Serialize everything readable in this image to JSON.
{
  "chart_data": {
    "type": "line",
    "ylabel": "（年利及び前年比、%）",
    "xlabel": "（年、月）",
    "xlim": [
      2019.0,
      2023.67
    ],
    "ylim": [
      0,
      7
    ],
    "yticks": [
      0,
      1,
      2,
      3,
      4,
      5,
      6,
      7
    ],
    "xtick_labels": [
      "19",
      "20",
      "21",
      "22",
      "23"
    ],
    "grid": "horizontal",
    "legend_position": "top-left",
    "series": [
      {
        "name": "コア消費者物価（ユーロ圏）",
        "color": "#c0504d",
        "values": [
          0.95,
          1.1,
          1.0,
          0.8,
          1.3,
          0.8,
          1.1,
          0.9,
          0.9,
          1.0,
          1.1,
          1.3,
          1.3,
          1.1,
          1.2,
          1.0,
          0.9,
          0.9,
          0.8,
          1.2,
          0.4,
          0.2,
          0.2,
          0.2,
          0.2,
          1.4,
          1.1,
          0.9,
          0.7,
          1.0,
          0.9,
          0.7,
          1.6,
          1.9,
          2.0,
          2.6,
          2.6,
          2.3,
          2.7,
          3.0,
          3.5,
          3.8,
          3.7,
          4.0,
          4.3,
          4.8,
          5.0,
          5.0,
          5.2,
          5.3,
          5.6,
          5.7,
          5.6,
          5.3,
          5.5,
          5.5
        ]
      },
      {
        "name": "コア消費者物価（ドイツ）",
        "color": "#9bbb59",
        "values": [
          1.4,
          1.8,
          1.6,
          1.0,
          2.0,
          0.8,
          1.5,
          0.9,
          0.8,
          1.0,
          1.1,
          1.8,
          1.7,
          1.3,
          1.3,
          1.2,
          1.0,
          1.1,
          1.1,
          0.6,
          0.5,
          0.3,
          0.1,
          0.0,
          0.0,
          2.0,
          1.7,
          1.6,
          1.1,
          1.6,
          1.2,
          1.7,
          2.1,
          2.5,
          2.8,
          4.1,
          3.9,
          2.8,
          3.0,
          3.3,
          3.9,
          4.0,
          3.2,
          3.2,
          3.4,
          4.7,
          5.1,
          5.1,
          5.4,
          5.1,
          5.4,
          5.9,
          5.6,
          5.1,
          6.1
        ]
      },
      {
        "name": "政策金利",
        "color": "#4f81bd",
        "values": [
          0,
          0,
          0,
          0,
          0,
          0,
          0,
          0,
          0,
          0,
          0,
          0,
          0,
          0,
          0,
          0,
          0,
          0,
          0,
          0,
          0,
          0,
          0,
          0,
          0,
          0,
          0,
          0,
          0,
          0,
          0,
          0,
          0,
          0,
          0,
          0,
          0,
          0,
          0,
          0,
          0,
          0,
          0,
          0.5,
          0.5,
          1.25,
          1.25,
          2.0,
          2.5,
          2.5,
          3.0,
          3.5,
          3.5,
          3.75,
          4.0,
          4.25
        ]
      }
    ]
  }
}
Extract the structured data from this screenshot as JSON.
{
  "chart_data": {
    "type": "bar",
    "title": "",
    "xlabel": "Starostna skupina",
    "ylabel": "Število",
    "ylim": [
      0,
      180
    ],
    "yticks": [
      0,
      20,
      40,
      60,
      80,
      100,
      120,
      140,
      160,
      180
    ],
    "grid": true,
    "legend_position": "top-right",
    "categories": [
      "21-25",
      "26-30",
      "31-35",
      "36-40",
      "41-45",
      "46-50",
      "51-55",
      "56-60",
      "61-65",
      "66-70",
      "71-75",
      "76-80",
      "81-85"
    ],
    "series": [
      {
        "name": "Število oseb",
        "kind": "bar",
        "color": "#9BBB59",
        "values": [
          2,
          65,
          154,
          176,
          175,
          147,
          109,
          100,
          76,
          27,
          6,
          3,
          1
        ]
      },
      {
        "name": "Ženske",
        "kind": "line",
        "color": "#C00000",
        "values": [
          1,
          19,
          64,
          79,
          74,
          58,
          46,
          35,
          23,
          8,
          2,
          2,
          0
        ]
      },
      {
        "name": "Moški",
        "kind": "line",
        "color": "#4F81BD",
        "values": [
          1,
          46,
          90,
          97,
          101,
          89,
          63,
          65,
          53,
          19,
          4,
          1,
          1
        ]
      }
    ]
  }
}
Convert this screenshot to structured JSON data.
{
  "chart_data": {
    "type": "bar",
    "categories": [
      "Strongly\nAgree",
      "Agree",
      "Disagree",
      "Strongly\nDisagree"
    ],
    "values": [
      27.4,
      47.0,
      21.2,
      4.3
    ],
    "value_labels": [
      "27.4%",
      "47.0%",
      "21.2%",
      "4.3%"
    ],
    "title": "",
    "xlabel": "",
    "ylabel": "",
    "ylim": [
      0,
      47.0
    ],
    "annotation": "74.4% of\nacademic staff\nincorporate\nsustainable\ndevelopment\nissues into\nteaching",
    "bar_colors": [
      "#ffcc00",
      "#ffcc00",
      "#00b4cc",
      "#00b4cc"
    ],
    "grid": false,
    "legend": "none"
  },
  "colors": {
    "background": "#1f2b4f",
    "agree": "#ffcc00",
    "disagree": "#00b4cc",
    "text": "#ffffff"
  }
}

:::

__Problem to solve__.
Find every line that holds "this" and copy it.

__Written response__.
Serialize everything readable in this image to JSON.
Extract the structured data from this screenshot as JSON.
Convert this screenshot to structured JSON data.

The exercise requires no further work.